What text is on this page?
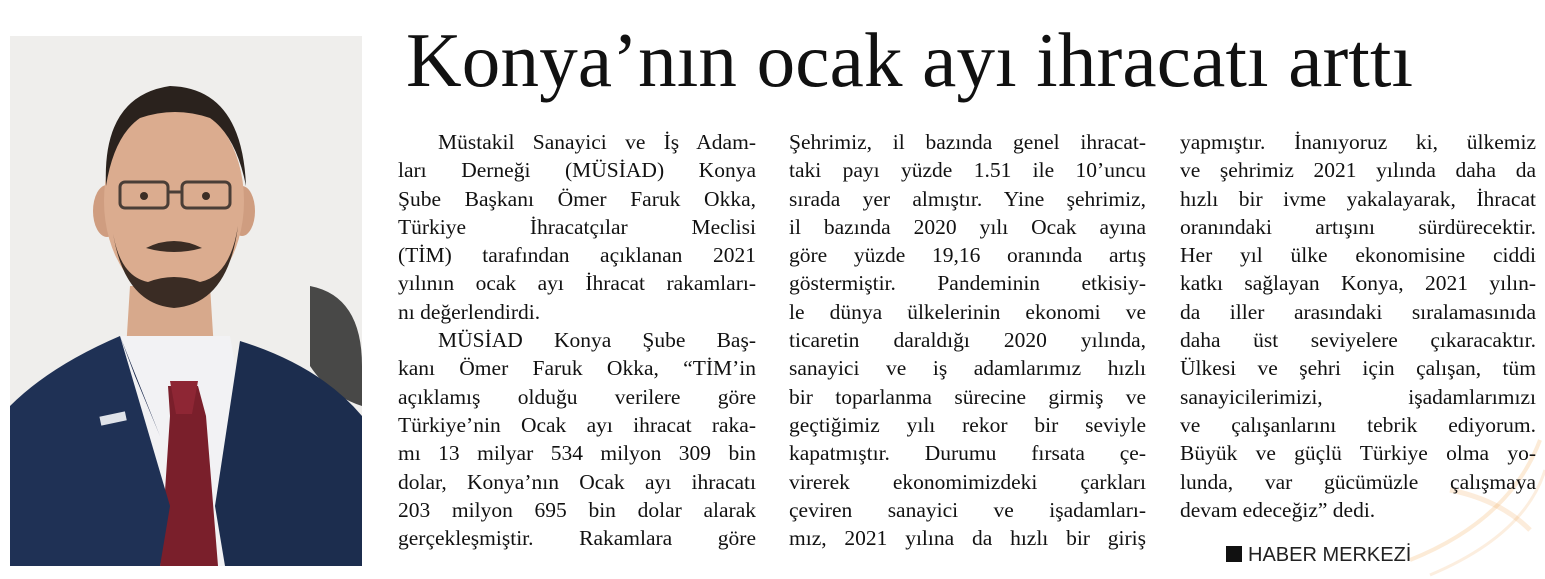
Konya’nın ocak ayı ihracatı arttı
Müstakil Sanayici ve İş Adam-
ları Derneği (MÜSİAD) Konya
Şube Başkanı Ömer Faruk Okka,
Türkiye İhracatçılar Meclisi
(TİM) tarafından açıklanan 2021
yılının ocak ayı İhracat rakamları-
nı değerlendirdi.
MÜSİAD Konya Şube Baş-
kanı Ömer Faruk Okka, “TİM’in
açıklamış olduğu verilere göre
Türkiye’nin Ocak ayı ihracat raka-
mı 13 milyar 534 milyon 309 bin
dolar, Konya’nın Ocak ayı ihracatı
203 milyon 695 bin dolar alarak
gerçekleşmiştir. Rakamlara göre
Şehrimiz, il bazında genel ihracat-
taki payı yüzde 1.51 ile 10’uncu
sırada yer almıştır. Yine şehrimiz,
il bazında 2020 yılı Ocak ayına
göre yüzde 19,16 oranında artış
göstermiştir. Pandeminin etkisiy-
le dünya ülkelerinin ekonomi ve
ticaretin daraldığı 2020 yılında,
sanayici ve iş adamlarımız hızlı
bir toparlanma sürecine girmiş ve
geçtiğimiz yılı rekor bir seviyle
kapatmıştır. Durumu fırsata çe-
virerek ekonomimizdeki çarkları
çeviren sanayici ve işadamları-
mız, 2021 yılına da hızlı bir giriş
yapmıştır. İnanıyoruz ki, ülkemiz
ve şehrimiz 2021 yılında daha da
hızlı bir ivme yakalayarak, İhracat
oranındaki artışını sürdürecektir.
Her yıl ülke ekonomisine ciddi
katkı sağlayan Konya, 2021 yılın-
da iller arasındaki sıralamasınıda
daha üst seviyelere çıkaracaktır.
Ülkesi ve şehri için çalışan, tüm
sanayicilerimizi, işadamlarımızı
ve çalışanlarını tebrik ediyorum.
Büyük ve güçlü Türkiye olma yo-
lunda, var gücümüzle çalışmaya
devam edeceğiz” dedi.
HABER MERKEZİ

## [Given problem]
Find "daha". Copy every line it occurs in.

## [Solution to this exercise]
ve şehrimiz 2021 yılında daha da
daha üst seviyelere çıkaracaktır.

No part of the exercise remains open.